Goal:
Word for word, copy all the data and drop the pictures.

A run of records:
######
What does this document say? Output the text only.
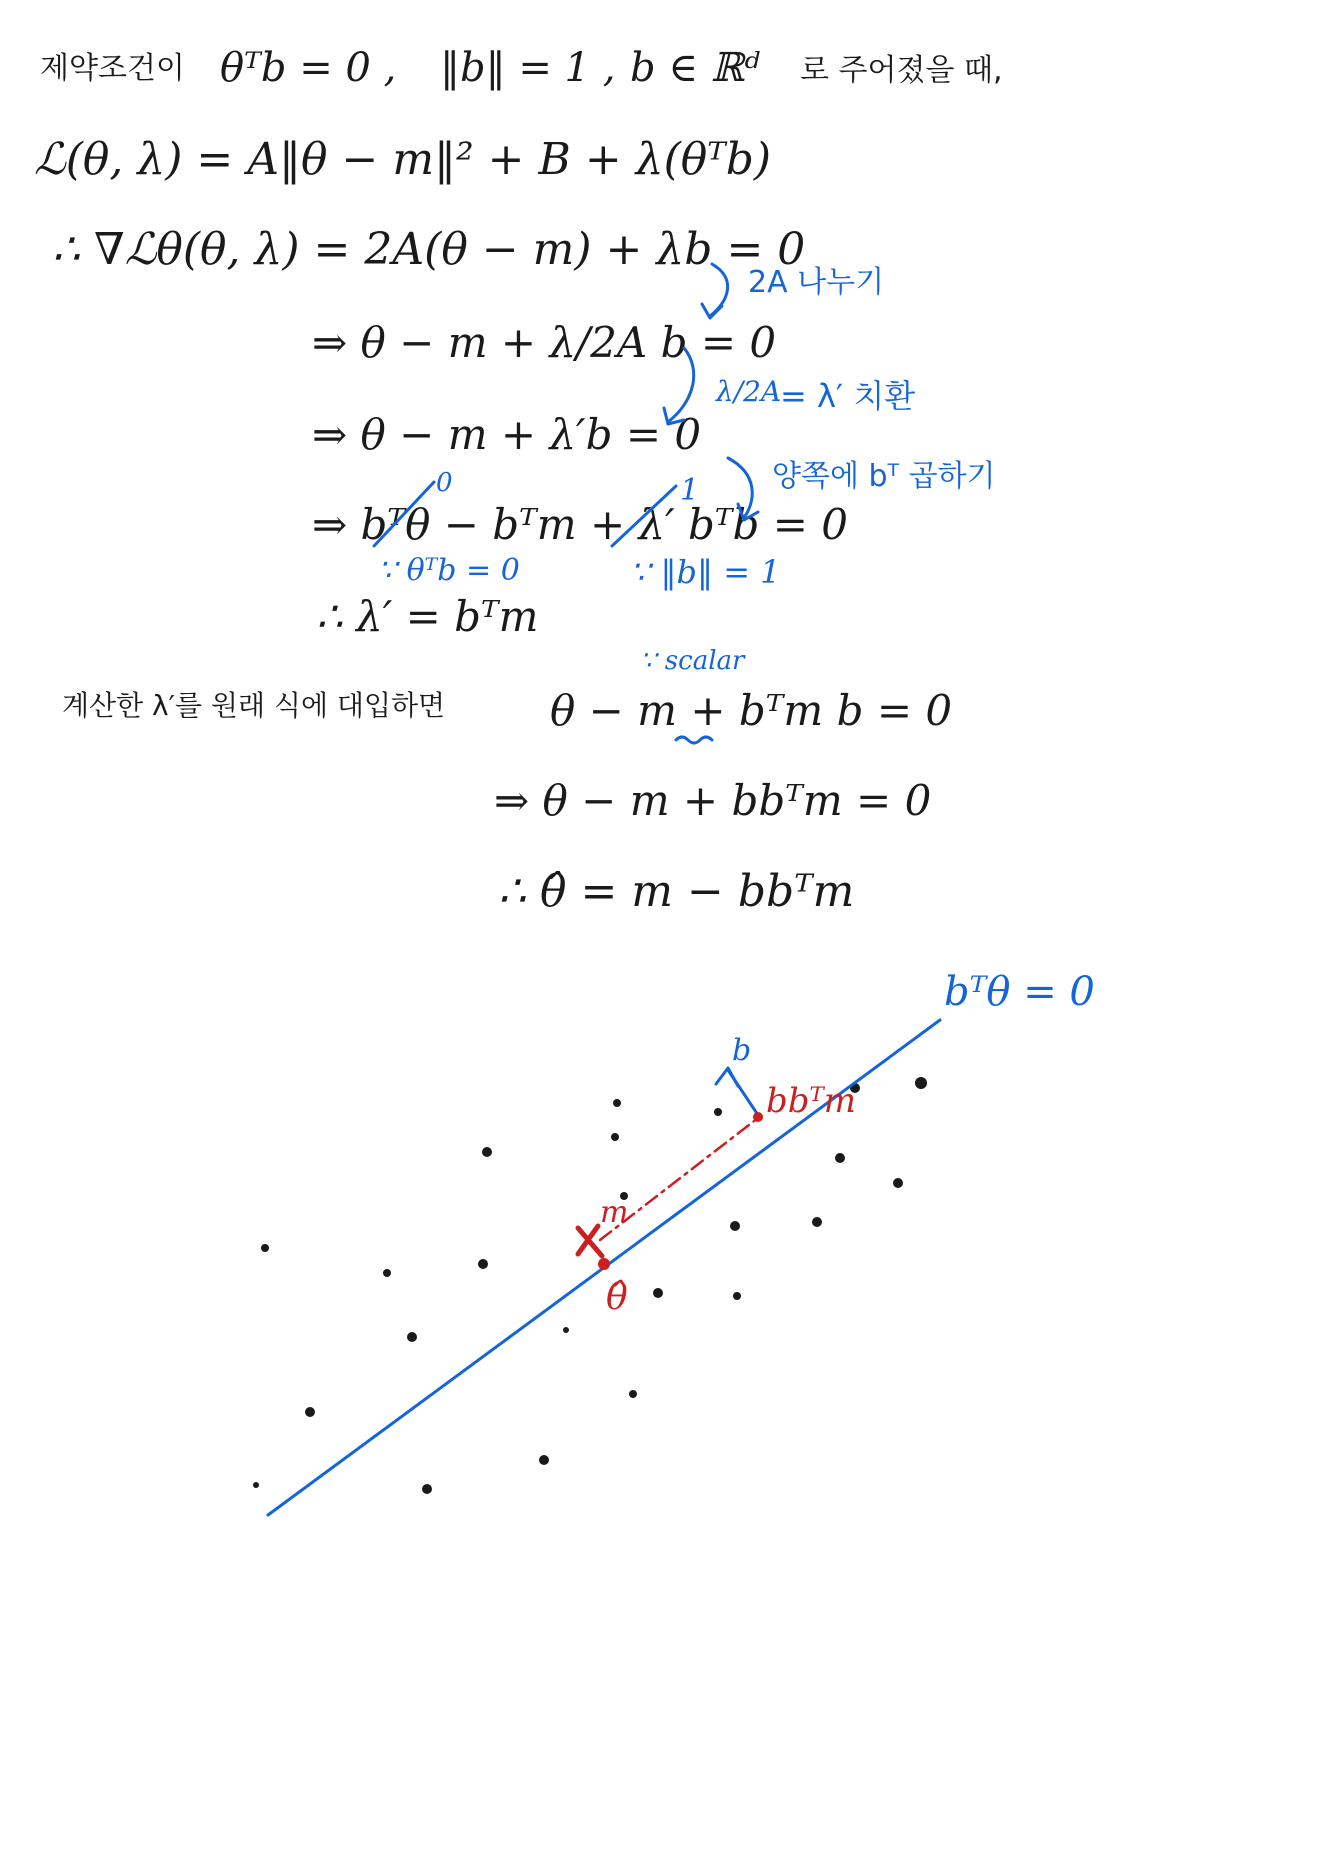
제약조건이 θᵀb = 0 , ‖b‖ = 1 , b ∈ ℝᵈ 로 주어졌을 때,
ℒ(θ, λ) = A‖θ − m‖² + B + λ(θᵀb)
∴ ∇ℒθ(θ, λ) = 2A(θ − m) + λb = 0
⇒ θ − m + λ/2A b = 0
⇒ θ − m + λ′b = 0
⇒ bᵀθ − bᵀm + λ′ bᵀb = 0
0	1
∵ θᵀb = 0	∵ ‖b‖ = 1
∴ λ′ = bᵀm
계산한 λ′를 원래 식에 대입하면 θ − m + bᵀm b = 0
∵ scalar
⇒ θ − m + bbᵀm = 0
∴ θ̂ = m − bbᵀm
2A 나누기
λ/2A
= λ′ 치환
양쪽에 bᵀ 곱하기
bᵀθ = 0
b
m
bbᵀm
θ̂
######
Written reply:
What does this document say? Output the text only.
제약조건이 θᵀb = 0 , ‖b‖ = 1 , b ∈ ℝᵈ 로 주어졌을 때,
ℒ(θ, λ) = A‖θ − m‖² + B + λ(θᵀb)
∴ ∇ℒθ(θ, λ) = 2A(θ − m) + λb = 0
⇒ θ − m + λ/2A b = 0
⇒ θ − m + λ′b = 0
⇒ bᵀθ − bᵀm + λ′ bᵀb = 0
0	1
∵ θᵀb = 0	∵ ‖b‖ = 1
∴ λ′ = bᵀm
계산한 λ′를 원래 식에 대입하면 θ − m + bᵀm b = 0
∵ scalar
⇒ θ − m + bbᵀm = 0
∴ θ̂ = m − bbᵀm
2A 나누기
λ/2A
= λ′ 치환
양쪽에 bᵀ 곱하기
bᵀθ = 0
b
m
bbᵀm
θ̂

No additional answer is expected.